- **Job**:
Format every line of the items below as a numbered list, and drop any blank lines.

(Records from a collection)

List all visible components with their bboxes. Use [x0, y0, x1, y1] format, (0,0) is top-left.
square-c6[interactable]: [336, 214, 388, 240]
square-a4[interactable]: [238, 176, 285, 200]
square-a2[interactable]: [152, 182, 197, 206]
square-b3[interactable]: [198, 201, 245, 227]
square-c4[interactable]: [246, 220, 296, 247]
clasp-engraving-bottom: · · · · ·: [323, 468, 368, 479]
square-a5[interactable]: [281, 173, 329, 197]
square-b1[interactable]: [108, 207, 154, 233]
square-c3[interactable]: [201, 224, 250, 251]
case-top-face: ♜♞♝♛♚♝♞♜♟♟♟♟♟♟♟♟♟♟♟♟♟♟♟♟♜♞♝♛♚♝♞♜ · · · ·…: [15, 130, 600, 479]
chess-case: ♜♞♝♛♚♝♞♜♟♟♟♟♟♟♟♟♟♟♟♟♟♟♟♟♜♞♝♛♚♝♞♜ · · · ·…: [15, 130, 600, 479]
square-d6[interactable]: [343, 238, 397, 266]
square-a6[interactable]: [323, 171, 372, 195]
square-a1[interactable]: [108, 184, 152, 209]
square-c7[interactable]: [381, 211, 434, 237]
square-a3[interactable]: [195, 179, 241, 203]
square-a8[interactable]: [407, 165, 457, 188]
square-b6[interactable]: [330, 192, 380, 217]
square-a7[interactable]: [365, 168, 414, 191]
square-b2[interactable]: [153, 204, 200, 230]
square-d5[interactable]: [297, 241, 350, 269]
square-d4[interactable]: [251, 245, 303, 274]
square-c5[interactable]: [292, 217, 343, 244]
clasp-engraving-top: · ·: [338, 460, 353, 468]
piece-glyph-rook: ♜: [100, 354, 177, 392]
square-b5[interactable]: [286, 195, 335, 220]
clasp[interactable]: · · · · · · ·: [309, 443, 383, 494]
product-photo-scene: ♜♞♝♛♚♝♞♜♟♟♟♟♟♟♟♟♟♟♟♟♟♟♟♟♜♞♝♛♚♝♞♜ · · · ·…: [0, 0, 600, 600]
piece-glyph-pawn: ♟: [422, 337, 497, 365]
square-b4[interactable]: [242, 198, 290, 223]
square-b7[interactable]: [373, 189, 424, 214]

- **Complete response**:
1. List all visible components with their bboxes. Use [x0, y0, x1, y1] format, (0,0) is top-left.
2. square-c6[interactable]: [336, 214, 388, 240]
3. square-a4[interactable]: [238, 176, 285, 200]
4. square-a2[interactable]: [152, 182, 197, 206]
5. square-b3[interactable]: [198, 201, 245, 227]
6. square-c4[interactable]: [246, 220, 296, 247]
7. clasp-engraving-bottom: · · · · ·: [323, 468, 368, 479]
8. square-a5[interactable]: [281, 173, 329, 197]
9. square-b1[interactable]: [108, 207, 154, 233]
10. square-c3[interactable]: [201, 224, 250, 251]
11. case-top-face: ♜♞♝♛♚♝♞♜♟♟♟♟♟♟♟♟♟♟♟♟♟♟♟♟♜♞♝♛♚♝♞♜ · · · ·…: [15, 130, 600, 479]
12. chess-case: ♜♞♝♛♚♝♞♜♟♟♟♟♟♟♟♟♟♟♟♟♟♟♟♟♜♞♝♛♚♝♞♜ · · · ·…: [15, 130, 600, 479]
13. square-d6[interactable]: [343, 238, 397, 266]
14. square-a6[interactable]: [323, 171, 372, 195]
15. square-a1[interactable]: [108, 184, 152, 209]
16. square-c7[interactable]: [381, 211, 434, 237]
17. square-a3[interactable]: [195, 179, 241, 203]
18. square-a8[interactable]: [407, 165, 457, 188]
19. square-b6[interactable]: [330, 192, 380, 217]
20. square-a7[interactable]: [365, 168, 414, 191]
21. square-b2[interactable]: [153, 204, 200, 230]
22. square-d5[interactable]: [297, 241, 350, 269]
23. square-d4[interactable]: [251, 245, 303, 274]
24. square-c5[interactable]: [292, 217, 343, 244]
25. clasp-engraving-top: · ·: [338, 460, 353, 468]
26. piece-glyph-rook: ♜: [100, 354, 177, 392]
27. square-b5[interactable]: [286, 195, 335, 220]
28. clasp[interactable]: · · · · · · ·: [309, 443, 383, 494]
29. product-photo-scene: ♜♞♝♛♚♝♞♜♟♟♟♟♟♟♟♟♟♟♟♟♟♟♟♟♜♞♝♛♚♝♞♜ · · · ·…: [0, 0, 600, 600]
30. piece-glyph-pawn: ♟: [422, 337, 497, 365]
31. square-b4[interactable]: [242, 198, 290, 223]
32. square-b7[interactable]: [373, 189, 424, 214]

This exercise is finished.